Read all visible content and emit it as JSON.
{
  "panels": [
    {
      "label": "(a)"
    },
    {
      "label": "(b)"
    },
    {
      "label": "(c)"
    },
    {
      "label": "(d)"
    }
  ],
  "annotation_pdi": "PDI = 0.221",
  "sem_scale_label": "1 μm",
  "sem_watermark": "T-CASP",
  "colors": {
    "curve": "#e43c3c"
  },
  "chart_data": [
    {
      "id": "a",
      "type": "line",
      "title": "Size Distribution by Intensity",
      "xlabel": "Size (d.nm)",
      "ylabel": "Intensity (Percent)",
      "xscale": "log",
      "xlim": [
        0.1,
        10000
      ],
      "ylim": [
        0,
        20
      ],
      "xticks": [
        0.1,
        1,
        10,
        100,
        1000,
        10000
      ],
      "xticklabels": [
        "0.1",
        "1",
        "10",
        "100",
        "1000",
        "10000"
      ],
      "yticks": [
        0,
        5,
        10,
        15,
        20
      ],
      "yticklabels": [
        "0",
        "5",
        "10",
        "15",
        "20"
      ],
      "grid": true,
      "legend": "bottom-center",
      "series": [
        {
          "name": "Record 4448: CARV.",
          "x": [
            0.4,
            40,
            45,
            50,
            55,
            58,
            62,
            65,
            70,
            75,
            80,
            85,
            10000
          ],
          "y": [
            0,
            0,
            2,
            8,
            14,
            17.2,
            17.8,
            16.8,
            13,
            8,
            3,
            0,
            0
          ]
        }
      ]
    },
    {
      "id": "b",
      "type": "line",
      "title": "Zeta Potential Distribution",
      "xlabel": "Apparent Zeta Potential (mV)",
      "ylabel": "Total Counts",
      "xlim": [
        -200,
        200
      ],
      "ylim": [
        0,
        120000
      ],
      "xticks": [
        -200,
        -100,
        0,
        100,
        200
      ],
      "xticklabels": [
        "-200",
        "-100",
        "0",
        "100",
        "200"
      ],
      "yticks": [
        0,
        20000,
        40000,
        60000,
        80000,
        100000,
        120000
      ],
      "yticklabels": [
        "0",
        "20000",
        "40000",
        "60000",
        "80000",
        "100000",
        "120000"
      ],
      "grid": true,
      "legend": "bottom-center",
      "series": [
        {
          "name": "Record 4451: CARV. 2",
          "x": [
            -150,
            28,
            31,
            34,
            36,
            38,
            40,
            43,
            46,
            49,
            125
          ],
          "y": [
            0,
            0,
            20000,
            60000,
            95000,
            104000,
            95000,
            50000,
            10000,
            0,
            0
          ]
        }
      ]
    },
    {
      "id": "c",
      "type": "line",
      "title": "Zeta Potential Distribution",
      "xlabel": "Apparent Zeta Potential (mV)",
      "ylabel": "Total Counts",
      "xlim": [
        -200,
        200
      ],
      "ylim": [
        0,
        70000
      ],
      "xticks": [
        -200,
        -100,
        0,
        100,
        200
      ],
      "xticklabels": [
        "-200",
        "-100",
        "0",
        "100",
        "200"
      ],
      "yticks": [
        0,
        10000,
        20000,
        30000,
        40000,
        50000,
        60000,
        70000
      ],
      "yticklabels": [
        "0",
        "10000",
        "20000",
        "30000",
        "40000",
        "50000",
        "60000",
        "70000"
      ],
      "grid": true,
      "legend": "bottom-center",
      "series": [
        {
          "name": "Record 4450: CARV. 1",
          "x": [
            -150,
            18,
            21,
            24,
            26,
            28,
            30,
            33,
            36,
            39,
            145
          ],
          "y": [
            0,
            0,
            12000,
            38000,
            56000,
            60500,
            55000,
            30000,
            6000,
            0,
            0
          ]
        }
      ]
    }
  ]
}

..............................

- Written instruction
Reproduce the listing in full. Keep it exactly as written.

- Task solution
Read all visible content and emit it as JSON.
{
  "panels": [
    {
      "label": "(a)"
    },
    {
      "label": "(b)"
    },
    {
      "label": "(c)"
    },
    {
      "label": "(d)"
    }
  ],
  "annotation_pdi": "PDI = 0.221",
  "sem_scale_label": "1 μm",
  "sem_watermark": "T-CASP",
  "colors": {
    "curve": "#e43c3c"
  },
  "chart_data": [
    {
      "id": "a",
      "type": "line",
      "title": "Size Distribution by Intensity",
      "xlabel": "Size (d.nm)",
      "ylabel": "Intensity (Percent)",
      "xscale": "log",
      "xlim": [
        0.1,
        10000
      ],
      "ylim": [
        0,
        20
      ],
      "xticks": [
        0.1,
        1,
        10,
        100,
        1000,
        10000
      ],
      "xticklabels": [
        "0.1",
        "1",
        "10",
        "100",
        "1000",
        "10000"
      ],
      "yticks": [
        0,
        5,
        10,
        15,
        20
      ],
      "yticklabels": [
        "0",
        "5",
        "10",
        "15",
        "20"
      ],
      "grid": true,
      "legend": "bottom-center",
      "series": [
        {
          "name": "Record 4448: CARV.",
          "x": [
            0.4,
            40,
            45,
            50,
            55,
            58,
            62,
            65,
            70,
            75,
            80,
            85,
            10000
          ],
          "y": [
            0,
            0,
            2,
            8,
            14,
            17.2,
            17.8,
            16.8,
            13,
            8,
            3,
            0,
            0
          ]
        }
      ]
    },
    {
      "id": "b",
      "type": "line",
      "title": "Zeta Potential Distribution",
      "xlabel": "Apparent Zeta Potential (mV)",
      "ylabel": "Total Counts",
      "xlim": [
        -200,
        200
      ],
      "ylim": [
        0,
        120000
      ],
      "xticks": [
        -200,
        -100,
        0,
        100,
        200
      ],
      "xticklabels": [
        "-200",
        "-100",
        "0",
        "100",
        "200"
      ],
      "yticks": [
        0,
        20000,
        40000,
        60000,
        80000,
        100000,
        120000
      ],
      "yticklabels": [
        "0",
        "20000",
        "40000",
        "60000",
        "80000",
        "100000",
        "120000"
      ],
      "grid": true,
      "legend": "bottom-center",
      "series": [
        {
          "name": "Record 4451: CARV. 2",
          "x": [
            -150,
            28,
            31,
            34,
            36,
            38,
            40,
            43,
            46,
            49,
            125
          ],
          "y": [
            0,
            0,
            20000,
            60000,
            95000,
            104000,
            95000,
            50000,
            10000,
            0,
            0
          ]
        }
      ]
    },
    {
      "id": "c",
      "type": "line",
      "title": "Zeta Potential Distribution",
      "xlabel": "Apparent Zeta Potential (mV)",
      "ylabel": "Total Counts",
      "xlim": [
        -200,
        200
      ],
      "ylim": [
        0,
        70000
      ],
      "xticks": [
        -200,
        -100,
        0,
        100,
        200
      ],
      "xticklabels": [
        "-200",
        "-100",
        "0",
        "100",
        "200"
      ],
      "yticks": [
        0,
        10000,
        20000,
        30000,
        40000,
        50000,
        60000,
        70000
      ],
      "yticklabels": [
        "0",
        "10000",
        "20000",
        "30000",
        "40000",
        "50000",
        "60000",
        "70000"
      ],
      "grid": true,
      "legend": "bottom-center",
      "series": [
        {
          "name": "Record 4450: CARV. 1",
          "x": [
            -150,
            18,
            21,
            24,
            26,
            28,
            30,
            33,
            36,
            39,
            145
          ],
          "y": [
            0,
            0,
            12000,
            38000,
            56000,
            60500,
            55000,
            30000,
            6000,
            0,
            0
          ]
        }
      ]
    }
  ]
}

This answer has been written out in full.